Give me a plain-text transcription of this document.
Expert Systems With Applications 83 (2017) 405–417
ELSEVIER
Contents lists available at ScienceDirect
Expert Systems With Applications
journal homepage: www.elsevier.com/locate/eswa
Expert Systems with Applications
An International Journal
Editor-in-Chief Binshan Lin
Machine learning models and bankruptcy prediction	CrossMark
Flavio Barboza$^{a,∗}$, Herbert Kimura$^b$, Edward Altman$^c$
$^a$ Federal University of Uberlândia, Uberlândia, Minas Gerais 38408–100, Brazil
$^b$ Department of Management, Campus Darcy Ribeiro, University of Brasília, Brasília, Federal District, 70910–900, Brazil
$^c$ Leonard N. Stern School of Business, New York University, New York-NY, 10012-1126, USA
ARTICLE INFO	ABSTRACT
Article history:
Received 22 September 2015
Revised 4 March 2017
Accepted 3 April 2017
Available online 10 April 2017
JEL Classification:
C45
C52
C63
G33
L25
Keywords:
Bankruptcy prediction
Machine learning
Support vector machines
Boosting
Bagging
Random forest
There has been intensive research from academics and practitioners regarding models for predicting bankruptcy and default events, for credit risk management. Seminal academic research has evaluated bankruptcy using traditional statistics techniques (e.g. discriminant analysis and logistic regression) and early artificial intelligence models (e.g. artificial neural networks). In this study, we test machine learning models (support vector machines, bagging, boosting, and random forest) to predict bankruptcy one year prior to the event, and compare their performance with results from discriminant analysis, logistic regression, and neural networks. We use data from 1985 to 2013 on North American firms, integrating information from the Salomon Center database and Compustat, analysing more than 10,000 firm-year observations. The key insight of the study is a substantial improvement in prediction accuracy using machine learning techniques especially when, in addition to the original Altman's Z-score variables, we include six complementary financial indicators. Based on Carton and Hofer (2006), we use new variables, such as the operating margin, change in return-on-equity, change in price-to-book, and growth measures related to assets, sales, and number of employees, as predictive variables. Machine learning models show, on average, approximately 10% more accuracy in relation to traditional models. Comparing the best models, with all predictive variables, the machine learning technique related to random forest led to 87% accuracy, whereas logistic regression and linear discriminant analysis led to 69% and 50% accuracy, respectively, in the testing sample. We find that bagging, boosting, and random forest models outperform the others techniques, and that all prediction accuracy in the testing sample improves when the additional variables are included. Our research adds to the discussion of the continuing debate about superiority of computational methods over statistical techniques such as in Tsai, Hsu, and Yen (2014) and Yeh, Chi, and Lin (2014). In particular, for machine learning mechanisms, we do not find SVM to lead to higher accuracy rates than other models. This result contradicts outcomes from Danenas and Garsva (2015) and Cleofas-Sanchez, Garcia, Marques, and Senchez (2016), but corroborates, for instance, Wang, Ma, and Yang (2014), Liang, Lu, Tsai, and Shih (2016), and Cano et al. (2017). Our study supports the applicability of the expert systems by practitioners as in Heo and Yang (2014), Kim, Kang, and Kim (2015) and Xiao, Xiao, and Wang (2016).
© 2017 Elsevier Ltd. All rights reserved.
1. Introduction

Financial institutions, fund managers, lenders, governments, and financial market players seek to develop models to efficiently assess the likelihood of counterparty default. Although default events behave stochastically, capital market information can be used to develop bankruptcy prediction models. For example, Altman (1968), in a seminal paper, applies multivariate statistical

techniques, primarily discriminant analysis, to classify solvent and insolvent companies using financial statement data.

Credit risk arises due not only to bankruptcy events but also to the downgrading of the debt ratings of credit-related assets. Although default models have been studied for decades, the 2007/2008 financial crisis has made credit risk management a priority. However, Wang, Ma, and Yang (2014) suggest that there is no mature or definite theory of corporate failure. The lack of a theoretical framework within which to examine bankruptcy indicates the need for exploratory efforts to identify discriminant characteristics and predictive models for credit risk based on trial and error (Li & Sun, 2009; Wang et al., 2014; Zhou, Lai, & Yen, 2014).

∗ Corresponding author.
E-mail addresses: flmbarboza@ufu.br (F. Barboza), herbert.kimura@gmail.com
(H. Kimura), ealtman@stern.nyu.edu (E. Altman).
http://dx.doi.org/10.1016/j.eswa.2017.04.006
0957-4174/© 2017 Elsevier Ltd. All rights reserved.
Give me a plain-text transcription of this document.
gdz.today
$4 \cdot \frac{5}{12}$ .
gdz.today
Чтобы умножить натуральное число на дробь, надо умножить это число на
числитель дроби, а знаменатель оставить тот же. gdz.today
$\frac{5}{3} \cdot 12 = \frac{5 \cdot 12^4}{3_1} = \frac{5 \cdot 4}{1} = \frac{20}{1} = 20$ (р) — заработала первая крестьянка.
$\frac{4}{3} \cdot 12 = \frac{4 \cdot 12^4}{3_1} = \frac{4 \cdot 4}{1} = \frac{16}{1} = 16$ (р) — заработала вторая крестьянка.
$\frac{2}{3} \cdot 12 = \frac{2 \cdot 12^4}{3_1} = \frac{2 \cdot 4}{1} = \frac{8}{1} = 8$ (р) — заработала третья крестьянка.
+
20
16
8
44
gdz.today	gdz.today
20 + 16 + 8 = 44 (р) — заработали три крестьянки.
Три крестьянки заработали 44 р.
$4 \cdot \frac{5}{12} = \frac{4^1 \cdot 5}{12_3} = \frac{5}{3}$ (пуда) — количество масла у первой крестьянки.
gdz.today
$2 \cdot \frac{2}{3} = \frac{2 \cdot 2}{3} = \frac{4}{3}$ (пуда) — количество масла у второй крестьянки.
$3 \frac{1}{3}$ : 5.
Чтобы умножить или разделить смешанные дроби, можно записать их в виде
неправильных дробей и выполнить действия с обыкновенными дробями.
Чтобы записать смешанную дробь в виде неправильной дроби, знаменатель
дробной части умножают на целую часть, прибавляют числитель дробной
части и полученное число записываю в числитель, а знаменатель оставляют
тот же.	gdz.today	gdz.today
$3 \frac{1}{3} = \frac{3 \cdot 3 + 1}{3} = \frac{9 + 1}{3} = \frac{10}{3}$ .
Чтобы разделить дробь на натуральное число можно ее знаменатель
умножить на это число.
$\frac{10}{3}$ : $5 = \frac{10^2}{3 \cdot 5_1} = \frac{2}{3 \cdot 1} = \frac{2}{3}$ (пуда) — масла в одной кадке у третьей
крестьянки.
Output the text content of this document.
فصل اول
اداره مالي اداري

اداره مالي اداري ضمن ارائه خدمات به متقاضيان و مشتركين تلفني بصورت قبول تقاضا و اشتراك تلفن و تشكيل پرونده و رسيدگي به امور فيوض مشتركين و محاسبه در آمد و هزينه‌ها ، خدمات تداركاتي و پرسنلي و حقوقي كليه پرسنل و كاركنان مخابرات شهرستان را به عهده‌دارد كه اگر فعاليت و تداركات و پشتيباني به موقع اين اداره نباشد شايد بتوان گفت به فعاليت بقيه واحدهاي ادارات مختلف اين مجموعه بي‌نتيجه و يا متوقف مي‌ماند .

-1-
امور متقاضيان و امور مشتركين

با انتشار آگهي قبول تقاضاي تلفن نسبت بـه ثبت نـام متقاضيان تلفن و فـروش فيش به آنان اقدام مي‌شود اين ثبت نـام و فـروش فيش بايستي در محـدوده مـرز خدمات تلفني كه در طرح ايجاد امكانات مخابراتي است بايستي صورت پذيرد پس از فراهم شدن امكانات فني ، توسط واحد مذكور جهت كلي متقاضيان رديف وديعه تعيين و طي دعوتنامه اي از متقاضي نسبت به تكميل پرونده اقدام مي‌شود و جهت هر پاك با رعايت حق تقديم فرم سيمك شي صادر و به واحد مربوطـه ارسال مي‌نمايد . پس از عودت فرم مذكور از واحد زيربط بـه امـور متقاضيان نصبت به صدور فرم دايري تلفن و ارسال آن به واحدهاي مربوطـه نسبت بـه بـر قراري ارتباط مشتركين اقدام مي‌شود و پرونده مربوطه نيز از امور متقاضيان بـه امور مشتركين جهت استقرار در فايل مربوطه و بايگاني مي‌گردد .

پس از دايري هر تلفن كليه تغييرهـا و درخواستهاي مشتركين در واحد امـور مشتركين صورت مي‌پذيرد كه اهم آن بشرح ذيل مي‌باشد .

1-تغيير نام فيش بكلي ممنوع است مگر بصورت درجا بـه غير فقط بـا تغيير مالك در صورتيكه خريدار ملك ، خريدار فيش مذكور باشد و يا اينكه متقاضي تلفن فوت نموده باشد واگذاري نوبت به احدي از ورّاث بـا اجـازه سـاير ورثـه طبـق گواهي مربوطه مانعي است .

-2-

+===+

* _Prompt_
Among the lines of the listing, how many hold the string "дробь"? Respond with only the number.

* _Final result_
3